→ **SET TASK**: State the number of lines in these records that include the word "JSON", and add nothing to it.
— Begin —
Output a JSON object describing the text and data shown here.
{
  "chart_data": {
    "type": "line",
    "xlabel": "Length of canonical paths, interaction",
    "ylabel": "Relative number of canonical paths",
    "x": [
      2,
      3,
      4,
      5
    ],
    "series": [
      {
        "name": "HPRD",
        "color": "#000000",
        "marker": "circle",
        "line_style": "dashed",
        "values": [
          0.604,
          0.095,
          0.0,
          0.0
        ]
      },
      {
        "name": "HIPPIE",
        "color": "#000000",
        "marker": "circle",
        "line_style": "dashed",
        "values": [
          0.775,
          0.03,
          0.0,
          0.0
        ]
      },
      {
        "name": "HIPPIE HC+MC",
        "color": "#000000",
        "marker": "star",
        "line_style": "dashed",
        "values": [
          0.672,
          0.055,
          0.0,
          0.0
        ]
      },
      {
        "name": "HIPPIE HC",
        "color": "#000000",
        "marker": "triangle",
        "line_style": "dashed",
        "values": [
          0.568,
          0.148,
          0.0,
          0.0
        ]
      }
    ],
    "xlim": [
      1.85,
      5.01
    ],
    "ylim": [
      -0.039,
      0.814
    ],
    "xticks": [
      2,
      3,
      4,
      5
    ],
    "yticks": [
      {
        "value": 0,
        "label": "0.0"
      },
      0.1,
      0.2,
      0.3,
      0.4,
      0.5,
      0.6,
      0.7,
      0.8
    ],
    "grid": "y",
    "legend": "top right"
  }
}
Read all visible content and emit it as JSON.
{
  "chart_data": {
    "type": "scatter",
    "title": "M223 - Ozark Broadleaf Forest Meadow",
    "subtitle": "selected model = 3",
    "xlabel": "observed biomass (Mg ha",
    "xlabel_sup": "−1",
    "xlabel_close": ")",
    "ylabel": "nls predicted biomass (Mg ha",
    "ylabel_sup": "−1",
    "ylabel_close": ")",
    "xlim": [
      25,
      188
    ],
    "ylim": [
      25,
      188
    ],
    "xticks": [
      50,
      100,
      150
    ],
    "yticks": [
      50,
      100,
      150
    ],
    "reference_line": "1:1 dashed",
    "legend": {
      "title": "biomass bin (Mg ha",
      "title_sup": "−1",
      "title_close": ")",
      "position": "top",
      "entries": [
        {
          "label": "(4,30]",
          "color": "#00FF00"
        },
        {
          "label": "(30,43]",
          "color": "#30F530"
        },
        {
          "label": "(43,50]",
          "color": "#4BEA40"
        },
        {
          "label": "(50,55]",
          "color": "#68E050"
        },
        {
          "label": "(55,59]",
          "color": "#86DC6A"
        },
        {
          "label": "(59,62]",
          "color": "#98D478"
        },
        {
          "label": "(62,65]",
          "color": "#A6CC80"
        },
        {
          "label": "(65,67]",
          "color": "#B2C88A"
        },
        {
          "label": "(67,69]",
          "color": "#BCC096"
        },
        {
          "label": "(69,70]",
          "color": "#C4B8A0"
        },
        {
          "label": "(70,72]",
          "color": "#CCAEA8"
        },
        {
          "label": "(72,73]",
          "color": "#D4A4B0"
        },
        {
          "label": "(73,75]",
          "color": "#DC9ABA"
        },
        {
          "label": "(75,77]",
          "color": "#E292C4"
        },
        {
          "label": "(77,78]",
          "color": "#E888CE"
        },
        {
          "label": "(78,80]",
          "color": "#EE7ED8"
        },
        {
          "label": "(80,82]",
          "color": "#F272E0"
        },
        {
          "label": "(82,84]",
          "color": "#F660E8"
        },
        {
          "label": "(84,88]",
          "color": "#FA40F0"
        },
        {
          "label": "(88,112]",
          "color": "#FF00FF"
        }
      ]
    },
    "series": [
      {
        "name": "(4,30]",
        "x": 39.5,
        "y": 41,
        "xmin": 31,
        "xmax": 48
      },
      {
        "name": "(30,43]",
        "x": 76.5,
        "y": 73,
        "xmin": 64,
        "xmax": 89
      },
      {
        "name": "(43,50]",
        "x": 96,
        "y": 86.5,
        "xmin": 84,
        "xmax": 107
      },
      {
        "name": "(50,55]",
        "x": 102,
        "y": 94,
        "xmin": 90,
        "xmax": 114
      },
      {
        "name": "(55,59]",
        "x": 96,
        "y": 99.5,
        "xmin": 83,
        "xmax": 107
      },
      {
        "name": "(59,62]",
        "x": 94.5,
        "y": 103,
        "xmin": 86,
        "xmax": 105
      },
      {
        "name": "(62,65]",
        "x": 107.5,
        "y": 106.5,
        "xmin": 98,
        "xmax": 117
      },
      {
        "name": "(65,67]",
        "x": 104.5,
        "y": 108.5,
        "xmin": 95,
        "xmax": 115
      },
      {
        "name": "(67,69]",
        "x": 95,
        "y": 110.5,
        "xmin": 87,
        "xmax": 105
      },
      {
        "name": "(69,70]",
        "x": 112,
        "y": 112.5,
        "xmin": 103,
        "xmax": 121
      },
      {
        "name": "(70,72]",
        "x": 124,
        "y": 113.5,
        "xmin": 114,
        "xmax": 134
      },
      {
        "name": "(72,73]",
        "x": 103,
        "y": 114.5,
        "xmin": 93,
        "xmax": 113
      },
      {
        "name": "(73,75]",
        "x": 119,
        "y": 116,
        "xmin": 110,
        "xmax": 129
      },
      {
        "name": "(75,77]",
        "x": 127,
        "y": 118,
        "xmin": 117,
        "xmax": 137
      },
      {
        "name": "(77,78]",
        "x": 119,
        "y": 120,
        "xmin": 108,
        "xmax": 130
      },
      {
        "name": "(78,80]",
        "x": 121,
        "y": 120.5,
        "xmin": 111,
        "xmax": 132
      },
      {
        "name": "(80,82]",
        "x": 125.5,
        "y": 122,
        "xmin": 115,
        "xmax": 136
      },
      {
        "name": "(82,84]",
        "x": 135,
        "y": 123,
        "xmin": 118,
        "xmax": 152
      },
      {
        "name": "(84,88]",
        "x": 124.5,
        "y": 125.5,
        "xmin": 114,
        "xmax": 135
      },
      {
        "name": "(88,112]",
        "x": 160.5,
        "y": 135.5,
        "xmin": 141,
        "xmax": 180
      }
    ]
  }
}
— End —
→ **PROBLEM SOLUTION**: 2